**TASK:**
Reproduce the lines of the records verbatim, starting with the line that contains "- location-text: 上海: [150, 32, 192, 56]" and ending with the line that contains "What elements are", both included. Output only those lines.

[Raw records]
※ ※ ※

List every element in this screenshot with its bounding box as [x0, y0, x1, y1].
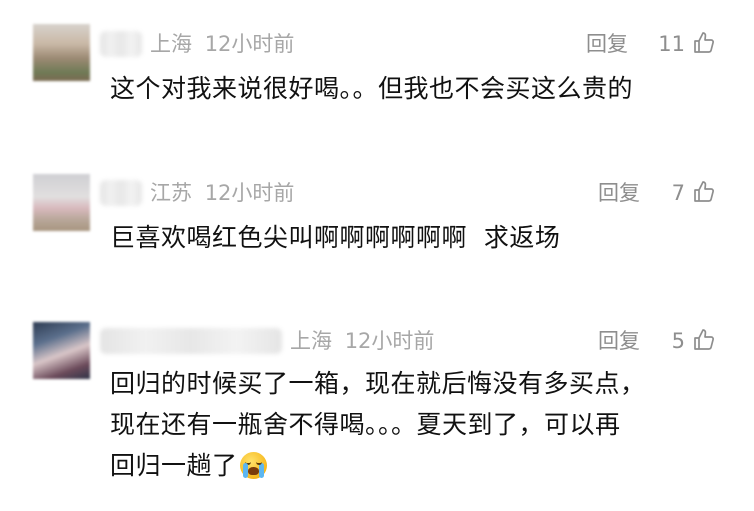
- location-text: 上海: [150, 32, 192, 56]
- comment-line: 回归的时候买了一箱，现在就后悔没有多买点，: [110, 369, 646, 398]
- timestamp: 12小时前: [204, 181, 295, 205]
- comment-line: 这个对我来说很好喝。。但我也不会买这么贵的: [110, 74, 634, 103]
- location-text: 江苏: [150, 181, 192, 205]
- comment-line: 回归一趟了: [110, 451, 238, 480]
- reply-button[interactable]: 回复: [586, 31, 628, 57]
- comment-item: 上海 12小时前 回复 11 这个对我来说很好喝。。但我也不会买这么贵的: [0, 0, 754, 150]
- username-redacted[interactable]: [100, 180, 142, 206]
- comment-text: 回归的时候买了一箱，现在就后悔没有多买点， 现在还有一瓶舍不得喝。。。夏天到了，…: [110, 363, 730, 486]
- thumbs-up-icon[interactable]: [692, 31, 716, 55]
- reply-button[interactable]: 回复: [598, 328, 640, 354]
- avatar[interactable]: [33, 322, 90, 379]
- comment-location: 上海 12小时前: [290, 328, 434, 354]
- timestamp: 12小时前: [344, 329, 435, 353]
- comment-text: 这个对我来说很好喝。。但我也不会买这么贵的: [110, 68, 730, 109]
- comment-last-line: 回归一趟了: [110, 445, 730, 486]
- username-redacted[interactable]: [100, 31, 142, 57]
- like-count: 11: [658, 32, 685, 56]
- avatar[interactable]: [33, 174, 90, 231]
- crying-face-icon: [239, 452, 267, 479]
- comment-item: 江苏 12小时前 回复 7 巨喜欢喝红色尖叫啊啊啊啊啊啊 求返场: [0, 150, 754, 300]
- comment-line: 巨喜欢喝红色尖叫啊啊啊啊啊啊 求返场: [110, 223, 561, 252]
- username-redacted[interactable]: [100, 328, 282, 354]
- like-count: 7: [671, 181, 685, 205]
- comment-location: 江苏 12小时前: [150, 180, 294, 206]
- timestamp: 12小时前: [204, 32, 295, 56]
- thumbs-up-icon[interactable]: [692, 180, 716, 204]
- location-text: 上海: [290, 329, 332, 353]
- comment-line: 现在还有一瓶舍不得喝。。。夏天到了，可以再: [110, 410, 621, 439]
- reply-button[interactable]: 回复: [598, 180, 640, 206]
- comment-item: 上海 12小时前 回复 5 回归的时候买了一箱，现在就后悔没有多买点， 现在还有…: [0, 300, 754, 511]
- like-count: 5: [671, 329, 685, 353]
- comment-text: 巨喜欢喝红色尖叫啊啊啊啊啊啊 求返场: [110, 217, 730, 258]
- avatar[interactable]: [33, 24, 90, 81]
- comment-location: 上海 12小时前: [150, 31, 294, 57]
- thumbs-up-icon[interactable]: [692, 328, 716, 352]
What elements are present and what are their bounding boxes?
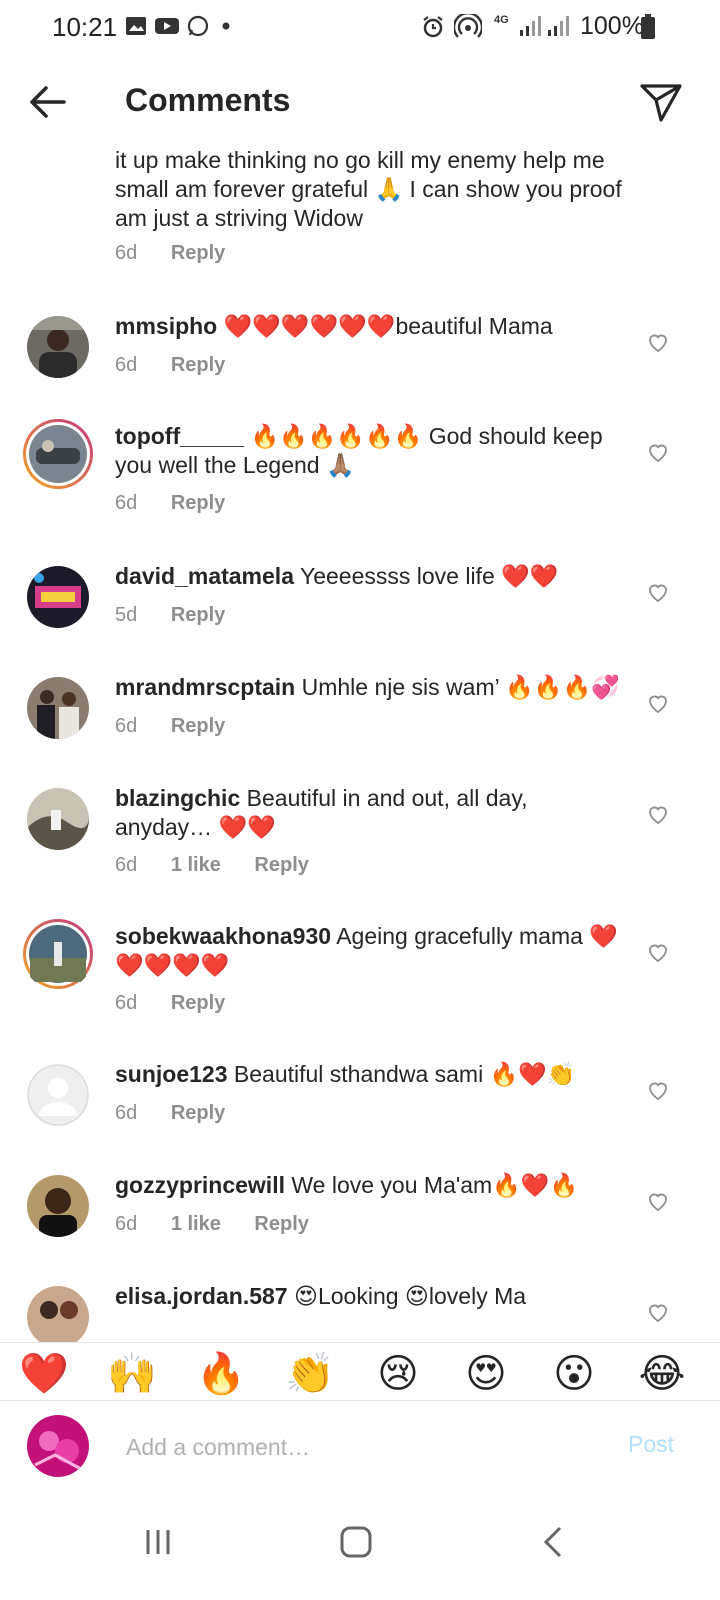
comment-text: it up make thinking no go kill my enemy … xyxy=(115,147,622,231)
youtube-icon xyxy=(155,18,179,34)
signal-icon-2 xyxy=(548,16,569,36)
recent-apps-icon[interactable] xyxy=(138,1522,178,1562)
reply-button[interactable]: Reply xyxy=(171,992,225,1014)
reaction-heart-emoji[interactable]: ❤️ xyxy=(16,1349,72,1399)
comment-username[interactable]: sunjoe123 xyxy=(115,1061,228,1087)
comment-meta: 6d 1 like Reply xyxy=(115,1213,337,1236)
reaction-clap-emoji[interactable]: 👏 xyxy=(282,1349,338,1399)
reaction-fire-emoji[interactable]: 🔥 xyxy=(193,1349,249,1399)
comment-meta: 6d Reply xyxy=(115,1102,253,1125)
like-heart-icon[interactable] xyxy=(646,940,670,964)
back-arrow-icon[interactable] xyxy=(24,78,72,126)
like-heart-icon[interactable] xyxy=(646,580,670,604)
comment-text: Beautiful sthandwa sami 🔥❤️👏 xyxy=(233,1061,576,1087)
battery-icon xyxy=(641,14,655,39)
comment-username[interactable]: elisa.jordan.587 xyxy=(115,1283,288,1309)
like-heart-icon[interactable] xyxy=(646,330,670,354)
battery-percent: 100% xyxy=(580,12,644,40)
avatar-placeholder-icon[interactable] xyxy=(27,1064,89,1126)
comment-text: Umhle nje sis wam’ 🔥🔥🔥💞 xyxy=(301,674,620,700)
reaction-raising-hands-emoji[interactable]: 🙌 xyxy=(104,1349,160,1399)
home-icon[interactable] xyxy=(336,1522,376,1562)
comment-username[interactable]: mmsipho xyxy=(115,313,217,339)
status-bar: 10:21 4G 100% xyxy=(0,0,720,56)
like-heart-icon[interactable] xyxy=(646,1189,670,1213)
avatar[interactable] xyxy=(27,316,89,378)
comment-input[interactable] xyxy=(124,1429,608,1465)
comment-username[interactable]: sobekwaakhona930 xyxy=(115,923,331,949)
avatar[interactable] xyxy=(22,418,94,490)
likes-count[interactable]: 1 like xyxy=(171,1213,221,1235)
whatsapp-icon xyxy=(187,15,209,37)
avatar[interactable] xyxy=(27,788,89,850)
avatar[interactable] xyxy=(27,677,89,739)
like-heart-icon[interactable] xyxy=(646,1078,670,1102)
system-nav-bar xyxy=(0,1488,720,1600)
comment-text: Yeeeessss love life ❤️❤️ xyxy=(299,563,559,589)
signal-icon xyxy=(520,16,541,36)
avatar[interactable] xyxy=(27,1286,89,1342)
avatar[interactable] xyxy=(27,566,89,628)
reply-button[interactable]: Reply xyxy=(171,715,225,737)
comment-time: 6d xyxy=(115,242,138,264)
like-heart-icon[interactable] xyxy=(646,802,670,826)
like-heart-icon[interactable] xyxy=(646,1300,670,1324)
comment-time: 6d xyxy=(115,354,138,376)
dot-icon xyxy=(222,22,230,30)
comment-username[interactable]: david_matamela xyxy=(115,563,294,589)
comment-text: We love you Ma'am🔥❤️🔥 xyxy=(291,1172,579,1198)
reaction-heart-eyes-emoji[interactable]: 😍 xyxy=(458,1349,514,1399)
page-title: Comments xyxy=(125,82,291,118)
status-time: 10:21 xyxy=(52,12,118,42)
avatar[interactable] xyxy=(22,918,94,990)
header: Comments xyxy=(0,64,720,138)
comment-time: 6d xyxy=(115,1102,138,1124)
reply-button[interactable]: Reply xyxy=(171,1102,225,1124)
reply-button[interactable]: Reply xyxy=(171,242,225,264)
comment-meta: 6d Reply xyxy=(115,492,253,515)
reply-button[interactable]: Reply xyxy=(171,604,225,626)
reaction-surprised-emoji[interactable]: 😮 xyxy=(546,1349,602,1399)
post-button[interactable]: Post xyxy=(628,1431,674,1458)
network-type: 4G xyxy=(494,14,509,26)
comment-username[interactable]: mrandmrscptain xyxy=(115,674,295,700)
hotspot-icon xyxy=(454,14,482,38)
reaction-crying-emoji[interactable]: 😢 xyxy=(370,1349,426,1399)
comment-text: ❤️❤️❤️❤️❤️❤️beautiful Mama xyxy=(223,313,553,339)
reply-button[interactable]: Reply xyxy=(254,1213,308,1235)
comment-username[interactable]: blazingchic xyxy=(115,785,240,811)
comment-time: 5d xyxy=(115,604,138,626)
comment-meta: 6d Reply xyxy=(115,242,253,265)
reaction-laughing-emoji[interactable]: 😂 xyxy=(634,1349,690,1399)
comment-username[interactable]: gozzyprincewill xyxy=(115,1172,285,1198)
alarm-icon xyxy=(423,16,443,38)
back-nav-icon[interactable] xyxy=(534,1522,574,1562)
comment-meta: 6d Reply xyxy=(115,992,253,1015)
comment-username[interactable]: topoff_____ xyxy=(115,423,244,449)
avatar[interactable] xyxy=(27,1175,89,1237)
reply-button[interactable]: Reply xyxy=(171,354,225,376)
send-icon[interactable] xyxy=(638,78,684,124)
comment-composer: Post xyxy=(0,1400,720,1489)
comment-time: 6d xyxy=(115,715,138,737)
comment-time: 6d xyxy=(115,992,138,1014)
my-avatar xyxy=(27,1415,89,1477)
comment-time: 6d xyxy=(115,1213,138,1235)
comment-meta: 6d Reply xyxy=(115,715,253,738)
like-heart-icon[interactable] xyxy=(646,440,670,464)
comment-meta: 6d 1 like Reply xyxy=(115,854,337,877)
reply-button[interactable]: Reply xyxy=(171,492,225,514)
gallery-icon xyxy=(126,17,146,35)
likes-count[interactable]: 1 like xyxy=(171,854,221,876)
quick-reactions-bar: ❤️ 🙌 🔥 👏 😢 😍 😮 😂 xyxy=(0,1342,720,1401)
comment-text: 😍Looking 😍lovely Ma xyxy=(293,1283,527,1309)
comment-time: 6d xyxy=(115,492,138,514)
comment-list[interactable]: it up make thinking no go kill my enemy … xyxy=(0,138,720,1342)
like-heart-icon[interactable] xyxy=(646,691,670,715)
comment-meta: 6d Reply xyxy=(115,354,253,377)
reply-button[interactable]: Reply xyxy=(254,854,308,876)
comment-meta: 5d Reply xyxy=(115,604,253,627)
comment-time: 6d xyxy=(115,854,138,876)
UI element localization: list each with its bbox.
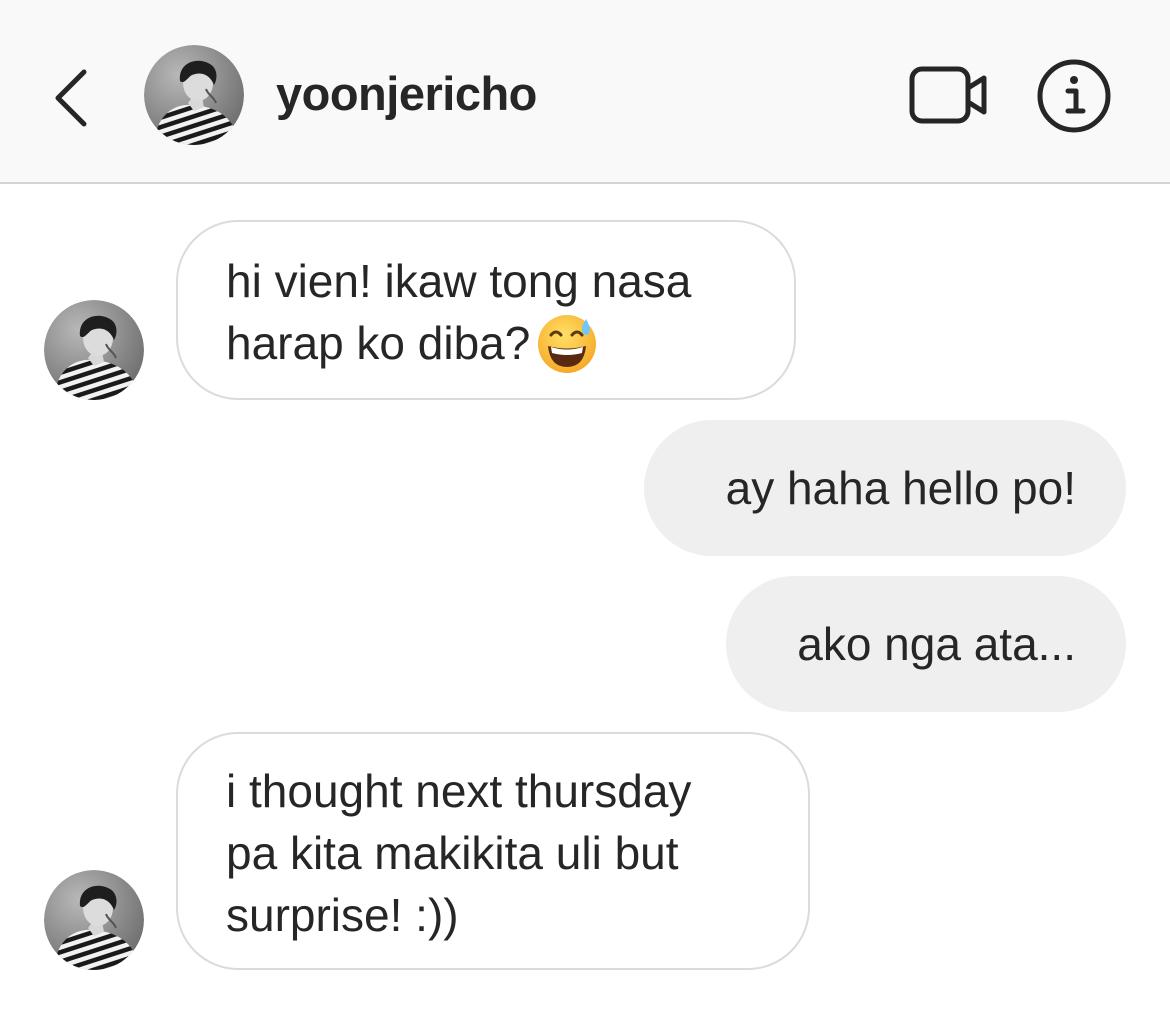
message-text: i thought next thursday — [226, 765, 692, 817]
message-text: hi vien! ikaw tong nasa — [226, 255, 692, 307]
chat-header: yoonjericho — [0, 0, 1170, 184]
message-bubble-incoming[interactable]: hi vien! ikaw tong nasa harap ko diba? — [176, 220, 796, 400]
info-button[interactable] — [1036, 58, 1112, 134]
message-text: harap ko diba? — [226, 312, 746, 375]
chat-username[interactable]: yoonjericho — [276, 64, 537, 124]
grinning-sweat-emoji-icon — [536, 313, 598, 375]
chat-screen: yoonjericho hi vien! ikaw tong nasa hara… — [0, 0, 1170, 1011]
sender-avatar[interactable] — [44, 870, 144, 970]
chevron-left-icon — [40, 69, 100, 138]
message-text: ay haha hello po! — [725, 462, 1076, 514]
header-avatar[interactable] — [144, 45, 244, 145]
message-bubble-incoming[interactable]: i thought next thursday pa kita makikita… — [176, 732, 810, 970]
video-camera-icon — [908, 66, 990, 132]
sender-avatar[interactable] — [44, 300, 144, 400]
message-bubble-outgoing[interactable]: ay haha hello po! — [644, 420, 1126, 556]
video-call-button[interactable] — [908, 62, 990, 128]
message-text: surprise! :)) — [226, 889, 459, 941]
back-button[interactable] — [40, 54, 100, 134]
message-text: pa kita makikita uli but — [226, 827, 679, 879]
message-text: ako nga ata... — [797, 618, 1076, 670]
message-bubble-outgoing[interactable]: ako nga ata... — [726, 576, 1126, 712]
info-icon — [1036, 59, 1112, 138]
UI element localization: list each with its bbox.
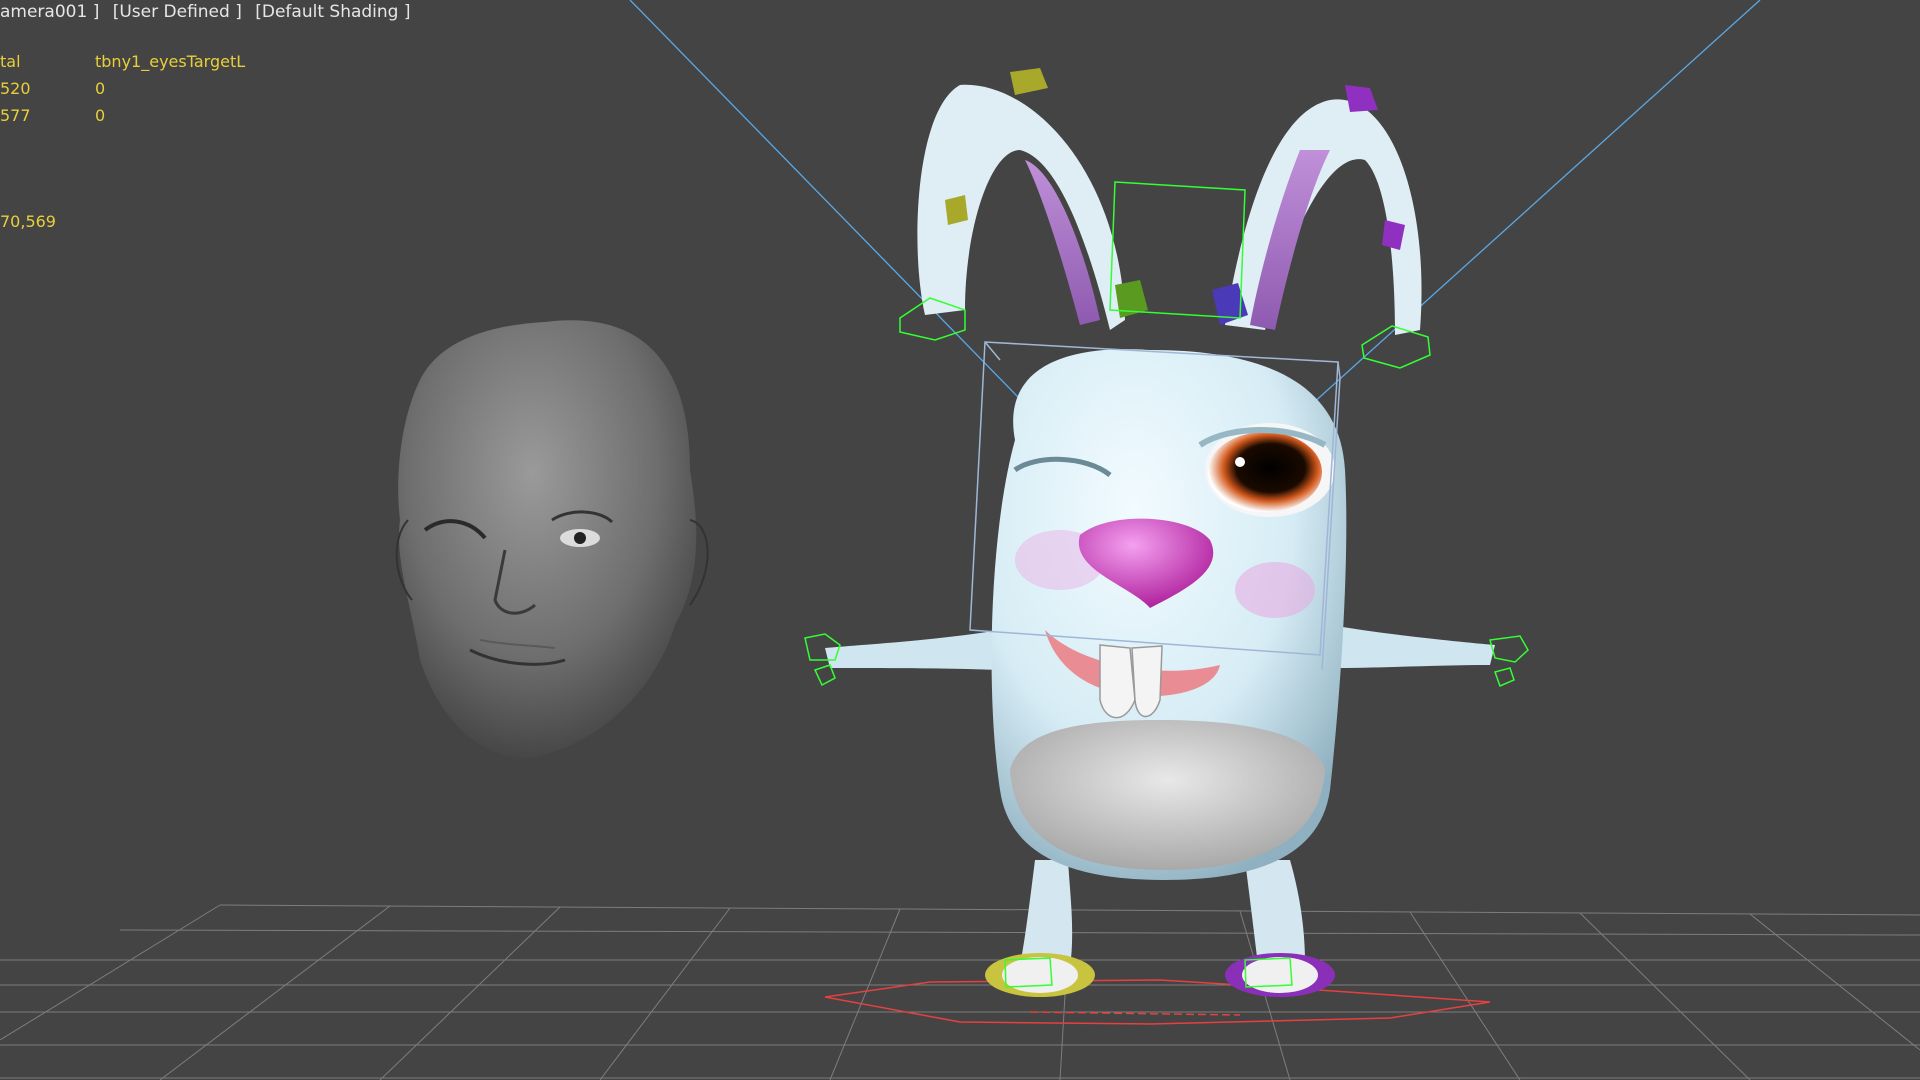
grid-floor	[0, 904, 1920, 1080]
shading-label[interactable]: [Default Shading ]	[255, 2, 410, 22]
stats-total-header: tal	[0, 52, 21, 71]
stats-total-value: 520	[0, 79, 31, 98]
stats-selection-value: 0	[95, 106, 106, 125]
root-control[interactable]	[824, 979, 1491, 1025]
stats-fps-readout: 70,569	[0, 212, 56, 231]
stats-total-value: 577	[0, 106, 31, 125]
human-head-mesh[interactable]	[395, 320, 709, 759]
stats-selection-value: 0	[95, 79, 106, 98]
viewport-label[interactable]: amera001 ] [User Defined ] [Default Shad…	[0, 2, 419, 22]
stats-selection-header: tbny1_eyesTargetL	[95, 52, 246, 71]
viewport-perspective[interactable]: amera001 ] [User Defined ] [Default Shad…	[0, 0, 1920, 1080]
bunny-character-rig[interactable]	[804, 68, 1529, 1025]
view-mode-label[interactable]: [User Defined ]	[113, 2, 242, 22]
camera-label[interactable]: amera001 ]	[0, 2, 99, 22]
viewport-scene[interactable]	[0, 0, 1920, 1080]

※ ※ ※

**THE COMPLETED TASK:**
- location-text: 上海: [150, 32, 192, 56]
- comment-line: 回归的时候买了一箱，现在就后悔没有多买点，: [110, 369, 646, 398]
- timestamp: 12小时前: [204, 181, 295, 205]
- comment-line: 这个对我来说很好喝。。但我也不会买这么贵的: [110, 74, 634, 103]
- location-text: 江苏: [150, 181, 192, 205]
- comment-line: 回归一趟了: [110, 451, 238, 480]
- reply-button[interactable]: 回复: [586, 31, 628, 57]
- comment-item: 上海 12小时前 回复 11 这个对我来说很好喝。。但我也不会买这么贵的: [0, 0, 754, 150]
- username-redacted[interactable]: [100, 180, 142, 206]
- comment-text: 回归的时候买了一箱，现在就后悔没有多买点， 现在还有一瓶舍不得喝。。。夏天到了，…: [110, 363, 730, 486]
- thumbs-up-icon[interactable]: [692, 31, 716, 55]
- reply-button[interactable]: 回复: [598, 328, 640, 354]
- avatar[interactable]: [33, 322, 90, 379]
- comment-location: 上海 12小时前: [290, 328, 434, 354]
- timestamp: 12小时前: [344, 329, 435, 353]
- comment-text: 这个对我来说很好喝。。但我也不会买这么贵的: [110, 68, 730, 109]
- comment-last-line: 回归一趟了: [110, 445, 730, 486]
- username-redacted[interactable]: [100, 31, 142, 57]
- like-count: 11: [658, 32, 685, 56]
- avatar[interactable]: [33, 174, 90, 231]
- crying-face-icon: [239, 452, 267, 479]
- comment-item: 江苏 12小时前 回复 7 巨喜欢喝红色尖叫啊啊啊啊啊啊 求返场: [0, 150, 754, 300]
- comment-line: 巨喜欢喝红色尖叫啊啊啊啊啊啊 求返场: [110, 223, 561, 252]
- username-redacted[interactable]: [100, 328, 282, 354]
- like-count: 7: [671, 181, 685, 205]
- comment-location: 江苏 12小时前: [150, 180, 294, 206]
- timestamp: 12小时前: [204, 32, 295, 56]
- thumbs-up-icon[interactable]: [692, 180, 716, 204]
- location-text: 上海: [290, 329, 332, 353]
- comment-line: 现在还有一瓶舍不得喝。。。夏天到了，可以再: [110, 410, 621, 439]
- reply-button[interactable]: 回复: [598, 180, 640, 206]
- comment-item: 上海 12小时前 回复 5 回归的时候买了一箱，现在就后悔没有多买点， 现在还有…: [0, 300, 754, 511]
- like-count: 5: [671, 329, 685, 353]
- comment-text: 巨喜欢喝红色尖叫啊啊啊啊啊啊 求返场: [110, 217, 730, 258]
- avatar[interactable]: [33, 24, 90, 81]
- comment-location: 上海 12小时前: [150, 31, 294, 57]
- thumbs-up-icon[interactable]: [692, 328, 716, 352]
What elements are present and what are their bounding boxes?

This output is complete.